- Task to complete: Of the lines in the entries, how many hold the word "this"? Give that number alone.

## BEGIN Records shown

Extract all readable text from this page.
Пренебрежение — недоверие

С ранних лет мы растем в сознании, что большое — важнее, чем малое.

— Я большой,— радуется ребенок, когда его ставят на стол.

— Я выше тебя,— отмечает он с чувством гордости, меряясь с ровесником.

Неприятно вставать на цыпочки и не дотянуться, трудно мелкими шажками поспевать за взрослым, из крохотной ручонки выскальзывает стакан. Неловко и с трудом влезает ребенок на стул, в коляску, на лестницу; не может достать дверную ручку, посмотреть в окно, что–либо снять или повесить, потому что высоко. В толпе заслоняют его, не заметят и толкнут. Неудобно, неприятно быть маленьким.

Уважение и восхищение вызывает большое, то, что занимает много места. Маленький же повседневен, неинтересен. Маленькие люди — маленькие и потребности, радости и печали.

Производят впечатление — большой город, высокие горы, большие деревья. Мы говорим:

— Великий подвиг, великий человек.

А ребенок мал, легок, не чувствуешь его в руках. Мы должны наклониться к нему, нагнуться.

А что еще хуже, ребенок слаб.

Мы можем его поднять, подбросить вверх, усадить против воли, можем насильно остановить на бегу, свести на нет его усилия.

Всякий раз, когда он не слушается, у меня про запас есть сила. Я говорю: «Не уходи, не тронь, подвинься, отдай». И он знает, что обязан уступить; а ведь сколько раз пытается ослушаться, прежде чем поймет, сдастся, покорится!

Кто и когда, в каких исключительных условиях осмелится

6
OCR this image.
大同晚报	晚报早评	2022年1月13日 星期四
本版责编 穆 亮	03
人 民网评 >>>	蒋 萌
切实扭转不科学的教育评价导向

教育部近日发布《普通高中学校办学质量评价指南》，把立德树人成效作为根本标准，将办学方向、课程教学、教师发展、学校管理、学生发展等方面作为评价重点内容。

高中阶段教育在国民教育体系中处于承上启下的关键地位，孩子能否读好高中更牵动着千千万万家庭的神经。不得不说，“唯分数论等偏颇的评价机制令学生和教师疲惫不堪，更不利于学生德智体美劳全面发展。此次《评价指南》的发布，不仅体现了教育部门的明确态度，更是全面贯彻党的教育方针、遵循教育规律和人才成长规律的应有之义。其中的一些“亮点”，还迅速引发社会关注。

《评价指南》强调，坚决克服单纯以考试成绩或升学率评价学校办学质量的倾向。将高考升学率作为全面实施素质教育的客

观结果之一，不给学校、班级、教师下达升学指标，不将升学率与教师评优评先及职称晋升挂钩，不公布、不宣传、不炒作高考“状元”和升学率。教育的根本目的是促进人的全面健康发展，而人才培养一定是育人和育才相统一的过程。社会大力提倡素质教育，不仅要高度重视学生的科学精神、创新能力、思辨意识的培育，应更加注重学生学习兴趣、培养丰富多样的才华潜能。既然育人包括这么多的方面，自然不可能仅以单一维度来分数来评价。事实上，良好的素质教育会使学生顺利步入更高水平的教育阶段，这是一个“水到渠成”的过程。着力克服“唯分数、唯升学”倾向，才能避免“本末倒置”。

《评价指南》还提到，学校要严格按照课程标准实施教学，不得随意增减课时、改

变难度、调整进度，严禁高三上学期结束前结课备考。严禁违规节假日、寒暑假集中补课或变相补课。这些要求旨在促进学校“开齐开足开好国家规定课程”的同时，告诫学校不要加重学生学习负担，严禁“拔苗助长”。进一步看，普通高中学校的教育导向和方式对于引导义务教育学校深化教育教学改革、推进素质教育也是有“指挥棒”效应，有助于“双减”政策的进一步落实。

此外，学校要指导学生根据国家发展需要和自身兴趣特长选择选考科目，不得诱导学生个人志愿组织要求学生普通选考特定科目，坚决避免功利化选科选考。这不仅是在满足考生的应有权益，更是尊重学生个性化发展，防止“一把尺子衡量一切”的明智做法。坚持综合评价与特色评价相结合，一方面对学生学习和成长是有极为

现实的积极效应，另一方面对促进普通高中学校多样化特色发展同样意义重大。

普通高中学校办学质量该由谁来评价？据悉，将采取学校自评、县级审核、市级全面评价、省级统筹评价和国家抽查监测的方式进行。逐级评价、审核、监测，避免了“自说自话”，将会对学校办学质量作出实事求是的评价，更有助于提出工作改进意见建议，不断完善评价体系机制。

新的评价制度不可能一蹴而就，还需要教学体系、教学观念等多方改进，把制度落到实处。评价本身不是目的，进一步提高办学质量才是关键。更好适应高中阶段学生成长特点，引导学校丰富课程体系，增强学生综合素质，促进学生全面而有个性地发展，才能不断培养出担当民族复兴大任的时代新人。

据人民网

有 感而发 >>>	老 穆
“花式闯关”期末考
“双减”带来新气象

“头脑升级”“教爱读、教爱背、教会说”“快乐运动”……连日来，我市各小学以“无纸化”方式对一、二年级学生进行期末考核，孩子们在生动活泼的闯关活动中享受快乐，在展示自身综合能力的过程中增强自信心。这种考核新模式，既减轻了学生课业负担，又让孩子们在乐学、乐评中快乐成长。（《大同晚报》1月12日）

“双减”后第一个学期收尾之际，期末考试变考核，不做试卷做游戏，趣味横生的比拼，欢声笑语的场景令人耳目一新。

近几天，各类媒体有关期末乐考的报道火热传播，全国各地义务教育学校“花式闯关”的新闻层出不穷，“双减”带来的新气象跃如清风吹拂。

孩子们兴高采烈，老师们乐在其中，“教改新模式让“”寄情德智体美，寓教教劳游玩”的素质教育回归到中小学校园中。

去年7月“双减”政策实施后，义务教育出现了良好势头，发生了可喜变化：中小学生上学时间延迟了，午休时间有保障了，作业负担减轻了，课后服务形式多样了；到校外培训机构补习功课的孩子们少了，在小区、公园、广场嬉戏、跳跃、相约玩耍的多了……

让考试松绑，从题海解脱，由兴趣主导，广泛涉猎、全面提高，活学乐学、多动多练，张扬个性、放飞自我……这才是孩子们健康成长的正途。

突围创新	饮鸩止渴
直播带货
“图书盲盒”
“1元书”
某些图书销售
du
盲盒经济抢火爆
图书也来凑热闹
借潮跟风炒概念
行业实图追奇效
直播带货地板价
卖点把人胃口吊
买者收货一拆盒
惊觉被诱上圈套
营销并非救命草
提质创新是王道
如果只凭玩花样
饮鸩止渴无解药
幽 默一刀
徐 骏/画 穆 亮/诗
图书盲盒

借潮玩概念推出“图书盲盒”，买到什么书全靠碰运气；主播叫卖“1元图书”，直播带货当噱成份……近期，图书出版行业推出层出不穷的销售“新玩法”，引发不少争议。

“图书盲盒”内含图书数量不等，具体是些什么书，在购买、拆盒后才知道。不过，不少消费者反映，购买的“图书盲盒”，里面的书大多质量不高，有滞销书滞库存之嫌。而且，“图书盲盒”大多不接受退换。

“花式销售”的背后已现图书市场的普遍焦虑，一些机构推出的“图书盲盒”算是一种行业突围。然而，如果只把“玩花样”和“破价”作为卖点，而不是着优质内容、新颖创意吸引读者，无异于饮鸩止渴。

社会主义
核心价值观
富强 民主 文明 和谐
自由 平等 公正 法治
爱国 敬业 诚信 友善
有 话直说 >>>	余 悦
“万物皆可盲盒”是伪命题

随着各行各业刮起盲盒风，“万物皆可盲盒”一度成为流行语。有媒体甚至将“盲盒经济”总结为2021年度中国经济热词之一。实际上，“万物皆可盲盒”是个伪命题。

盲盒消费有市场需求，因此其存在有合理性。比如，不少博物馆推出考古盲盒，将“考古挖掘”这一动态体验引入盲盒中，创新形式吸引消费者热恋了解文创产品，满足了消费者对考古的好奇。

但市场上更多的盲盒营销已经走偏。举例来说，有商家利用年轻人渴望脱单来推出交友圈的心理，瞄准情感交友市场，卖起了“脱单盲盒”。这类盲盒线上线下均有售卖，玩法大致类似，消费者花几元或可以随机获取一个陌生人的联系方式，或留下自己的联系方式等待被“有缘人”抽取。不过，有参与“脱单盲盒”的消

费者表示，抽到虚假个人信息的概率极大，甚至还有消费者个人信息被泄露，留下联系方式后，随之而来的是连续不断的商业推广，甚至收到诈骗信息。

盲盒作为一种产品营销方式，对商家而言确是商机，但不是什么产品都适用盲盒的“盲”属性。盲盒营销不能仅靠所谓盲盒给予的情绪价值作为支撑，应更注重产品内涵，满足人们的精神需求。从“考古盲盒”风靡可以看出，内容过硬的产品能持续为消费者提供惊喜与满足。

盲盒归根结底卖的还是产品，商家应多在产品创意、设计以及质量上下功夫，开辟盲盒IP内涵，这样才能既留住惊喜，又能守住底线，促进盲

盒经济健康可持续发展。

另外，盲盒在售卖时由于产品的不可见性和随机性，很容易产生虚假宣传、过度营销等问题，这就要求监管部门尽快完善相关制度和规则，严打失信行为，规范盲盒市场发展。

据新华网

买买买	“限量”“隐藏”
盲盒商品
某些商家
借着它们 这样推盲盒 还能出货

## END Records shown

- Full response: 2